— begin Records for this task —

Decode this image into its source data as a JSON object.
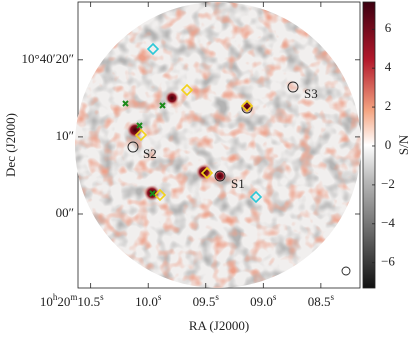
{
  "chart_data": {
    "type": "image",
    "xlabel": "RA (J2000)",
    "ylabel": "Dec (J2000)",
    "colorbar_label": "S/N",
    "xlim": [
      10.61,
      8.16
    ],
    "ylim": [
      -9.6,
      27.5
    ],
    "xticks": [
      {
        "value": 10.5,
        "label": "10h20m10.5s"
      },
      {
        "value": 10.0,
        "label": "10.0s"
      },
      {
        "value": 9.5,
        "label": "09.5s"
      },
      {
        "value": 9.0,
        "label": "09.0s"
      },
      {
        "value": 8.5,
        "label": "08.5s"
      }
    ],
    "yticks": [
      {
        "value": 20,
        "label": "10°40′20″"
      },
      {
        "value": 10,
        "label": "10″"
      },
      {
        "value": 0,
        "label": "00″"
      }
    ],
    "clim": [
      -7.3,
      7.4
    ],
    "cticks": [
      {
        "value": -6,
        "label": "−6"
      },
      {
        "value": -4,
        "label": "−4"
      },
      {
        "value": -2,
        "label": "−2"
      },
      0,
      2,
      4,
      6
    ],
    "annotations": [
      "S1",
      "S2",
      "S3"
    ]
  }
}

— end Records for this task —
— begin Records for this task —

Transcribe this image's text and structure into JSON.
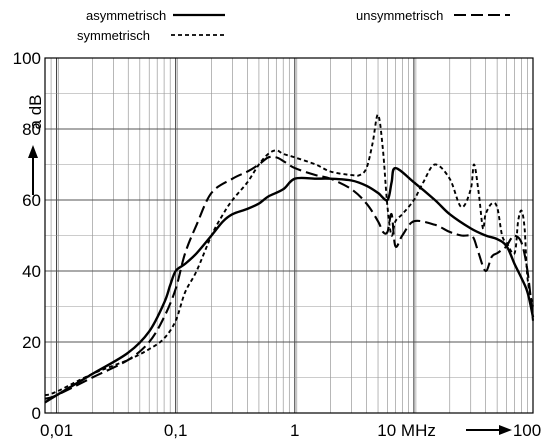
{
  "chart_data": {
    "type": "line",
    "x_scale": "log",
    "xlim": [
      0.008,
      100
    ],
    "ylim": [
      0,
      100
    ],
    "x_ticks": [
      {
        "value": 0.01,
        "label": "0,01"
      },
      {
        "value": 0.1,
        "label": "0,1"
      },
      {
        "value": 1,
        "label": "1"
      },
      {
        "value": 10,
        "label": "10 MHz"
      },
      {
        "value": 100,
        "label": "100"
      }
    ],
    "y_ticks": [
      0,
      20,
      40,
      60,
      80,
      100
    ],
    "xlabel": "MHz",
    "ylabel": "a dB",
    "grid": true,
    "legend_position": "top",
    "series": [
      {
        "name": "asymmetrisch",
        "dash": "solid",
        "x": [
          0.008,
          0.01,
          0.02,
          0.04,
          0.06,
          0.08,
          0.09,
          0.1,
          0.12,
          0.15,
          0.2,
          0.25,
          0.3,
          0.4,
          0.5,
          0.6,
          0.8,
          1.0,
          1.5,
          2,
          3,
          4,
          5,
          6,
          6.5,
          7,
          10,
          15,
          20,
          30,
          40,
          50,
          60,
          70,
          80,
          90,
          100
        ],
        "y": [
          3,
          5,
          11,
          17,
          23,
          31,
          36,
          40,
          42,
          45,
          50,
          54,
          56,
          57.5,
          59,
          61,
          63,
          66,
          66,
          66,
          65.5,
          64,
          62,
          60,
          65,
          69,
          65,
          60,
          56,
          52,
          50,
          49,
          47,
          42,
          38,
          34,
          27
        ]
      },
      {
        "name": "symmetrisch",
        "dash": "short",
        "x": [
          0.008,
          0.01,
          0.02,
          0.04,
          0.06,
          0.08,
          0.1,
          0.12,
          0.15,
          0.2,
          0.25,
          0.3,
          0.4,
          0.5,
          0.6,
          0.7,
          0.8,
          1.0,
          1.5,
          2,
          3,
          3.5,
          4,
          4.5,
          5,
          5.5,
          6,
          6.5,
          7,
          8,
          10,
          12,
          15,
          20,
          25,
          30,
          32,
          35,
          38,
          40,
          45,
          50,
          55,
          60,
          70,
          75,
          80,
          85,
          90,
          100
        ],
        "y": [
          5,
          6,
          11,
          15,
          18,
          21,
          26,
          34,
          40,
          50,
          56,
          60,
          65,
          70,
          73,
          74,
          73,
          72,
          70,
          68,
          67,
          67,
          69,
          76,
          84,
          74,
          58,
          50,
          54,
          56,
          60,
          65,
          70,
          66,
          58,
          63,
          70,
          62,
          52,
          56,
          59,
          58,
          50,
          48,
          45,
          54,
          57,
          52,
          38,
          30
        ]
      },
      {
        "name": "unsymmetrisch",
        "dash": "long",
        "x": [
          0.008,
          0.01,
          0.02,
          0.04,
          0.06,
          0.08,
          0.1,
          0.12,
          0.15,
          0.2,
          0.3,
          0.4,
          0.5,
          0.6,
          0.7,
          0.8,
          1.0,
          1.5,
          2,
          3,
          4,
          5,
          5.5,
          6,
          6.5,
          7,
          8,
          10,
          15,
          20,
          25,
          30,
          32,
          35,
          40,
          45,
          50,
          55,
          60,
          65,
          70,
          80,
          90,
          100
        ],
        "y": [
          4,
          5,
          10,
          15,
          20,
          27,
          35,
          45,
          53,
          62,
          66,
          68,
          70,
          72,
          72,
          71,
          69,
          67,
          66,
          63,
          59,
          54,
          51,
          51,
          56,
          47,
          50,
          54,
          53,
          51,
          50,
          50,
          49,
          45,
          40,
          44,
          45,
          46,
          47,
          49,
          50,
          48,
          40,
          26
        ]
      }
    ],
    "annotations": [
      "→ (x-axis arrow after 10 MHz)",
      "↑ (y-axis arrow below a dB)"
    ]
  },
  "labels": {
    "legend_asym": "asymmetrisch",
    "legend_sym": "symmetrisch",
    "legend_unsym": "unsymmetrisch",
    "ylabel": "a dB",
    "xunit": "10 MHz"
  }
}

— end Records for this task —
— begin Records for this task —

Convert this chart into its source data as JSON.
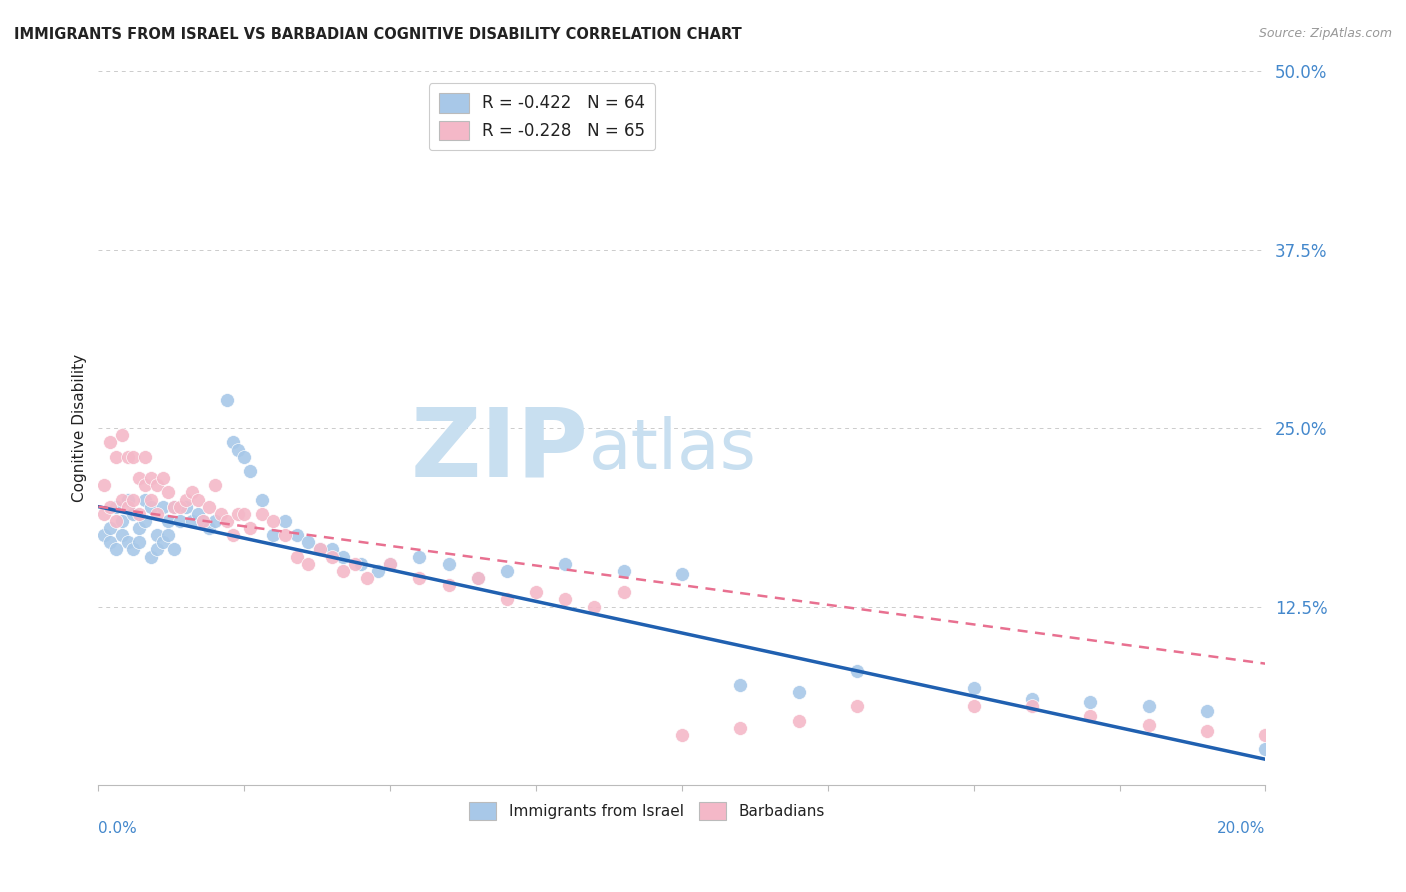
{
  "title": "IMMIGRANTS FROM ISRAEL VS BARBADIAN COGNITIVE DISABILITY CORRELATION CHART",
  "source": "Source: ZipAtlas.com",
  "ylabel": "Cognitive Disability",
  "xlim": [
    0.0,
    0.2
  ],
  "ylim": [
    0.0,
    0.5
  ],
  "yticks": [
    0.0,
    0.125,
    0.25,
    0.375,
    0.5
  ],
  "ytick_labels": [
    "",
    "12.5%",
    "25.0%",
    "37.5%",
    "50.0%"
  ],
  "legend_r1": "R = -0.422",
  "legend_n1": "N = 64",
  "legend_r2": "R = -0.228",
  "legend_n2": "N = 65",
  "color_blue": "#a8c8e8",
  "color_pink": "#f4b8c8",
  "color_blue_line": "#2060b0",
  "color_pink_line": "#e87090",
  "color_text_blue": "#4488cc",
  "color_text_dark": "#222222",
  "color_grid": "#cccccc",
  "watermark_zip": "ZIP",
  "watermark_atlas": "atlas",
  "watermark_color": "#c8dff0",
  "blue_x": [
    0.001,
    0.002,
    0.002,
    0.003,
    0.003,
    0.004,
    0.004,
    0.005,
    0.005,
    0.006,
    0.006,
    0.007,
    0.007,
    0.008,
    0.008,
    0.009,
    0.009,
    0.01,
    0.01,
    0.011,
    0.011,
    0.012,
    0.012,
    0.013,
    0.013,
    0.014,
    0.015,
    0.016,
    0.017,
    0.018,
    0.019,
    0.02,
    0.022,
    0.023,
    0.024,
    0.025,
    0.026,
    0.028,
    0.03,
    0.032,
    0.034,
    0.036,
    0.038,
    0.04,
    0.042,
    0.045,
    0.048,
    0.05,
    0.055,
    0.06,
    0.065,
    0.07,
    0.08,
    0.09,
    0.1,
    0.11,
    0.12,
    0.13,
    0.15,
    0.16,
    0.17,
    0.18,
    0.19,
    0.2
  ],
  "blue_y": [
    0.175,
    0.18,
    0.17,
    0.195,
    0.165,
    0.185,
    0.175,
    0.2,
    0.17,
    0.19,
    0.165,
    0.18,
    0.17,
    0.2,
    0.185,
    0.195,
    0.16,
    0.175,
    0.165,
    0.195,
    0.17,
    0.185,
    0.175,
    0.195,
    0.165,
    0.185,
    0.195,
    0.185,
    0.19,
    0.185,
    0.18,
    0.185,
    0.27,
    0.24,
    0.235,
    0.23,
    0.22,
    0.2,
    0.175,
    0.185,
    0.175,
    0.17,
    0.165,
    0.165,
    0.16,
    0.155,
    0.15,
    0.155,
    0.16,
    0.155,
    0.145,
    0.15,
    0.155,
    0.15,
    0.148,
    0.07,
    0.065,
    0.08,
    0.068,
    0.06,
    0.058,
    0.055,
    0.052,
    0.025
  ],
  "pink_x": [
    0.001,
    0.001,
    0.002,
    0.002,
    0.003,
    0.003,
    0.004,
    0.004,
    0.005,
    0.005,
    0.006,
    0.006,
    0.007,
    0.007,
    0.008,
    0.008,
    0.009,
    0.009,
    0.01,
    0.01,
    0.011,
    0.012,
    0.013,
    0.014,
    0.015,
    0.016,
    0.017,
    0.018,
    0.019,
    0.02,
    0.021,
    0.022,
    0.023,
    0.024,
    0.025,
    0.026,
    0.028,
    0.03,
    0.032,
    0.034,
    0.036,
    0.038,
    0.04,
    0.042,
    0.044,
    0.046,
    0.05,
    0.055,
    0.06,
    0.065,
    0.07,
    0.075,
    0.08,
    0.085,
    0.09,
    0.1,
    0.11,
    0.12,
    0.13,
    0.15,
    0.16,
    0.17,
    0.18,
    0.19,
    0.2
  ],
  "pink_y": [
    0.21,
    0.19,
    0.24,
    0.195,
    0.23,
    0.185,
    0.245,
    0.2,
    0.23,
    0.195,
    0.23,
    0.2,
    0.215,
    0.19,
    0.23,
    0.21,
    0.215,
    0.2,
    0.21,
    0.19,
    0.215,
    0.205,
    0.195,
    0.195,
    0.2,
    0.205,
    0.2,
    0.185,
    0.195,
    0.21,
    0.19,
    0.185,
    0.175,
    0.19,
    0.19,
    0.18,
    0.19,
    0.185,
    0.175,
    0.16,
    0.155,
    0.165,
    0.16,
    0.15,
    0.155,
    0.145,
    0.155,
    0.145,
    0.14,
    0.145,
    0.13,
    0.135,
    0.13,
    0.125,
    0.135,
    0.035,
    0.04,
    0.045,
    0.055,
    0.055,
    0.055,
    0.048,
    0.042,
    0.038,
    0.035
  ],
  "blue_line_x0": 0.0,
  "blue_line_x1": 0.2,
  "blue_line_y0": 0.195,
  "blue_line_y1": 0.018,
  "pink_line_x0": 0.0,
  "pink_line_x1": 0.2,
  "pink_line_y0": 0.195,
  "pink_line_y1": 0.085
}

— end Records for this task —

## Given request
Identify the lines above that contain the word "axis", then copy them.

## Task result
      "→ (x-axis arrow after 10 MHz)",
      "↑ (y-axis arrow below a dB)"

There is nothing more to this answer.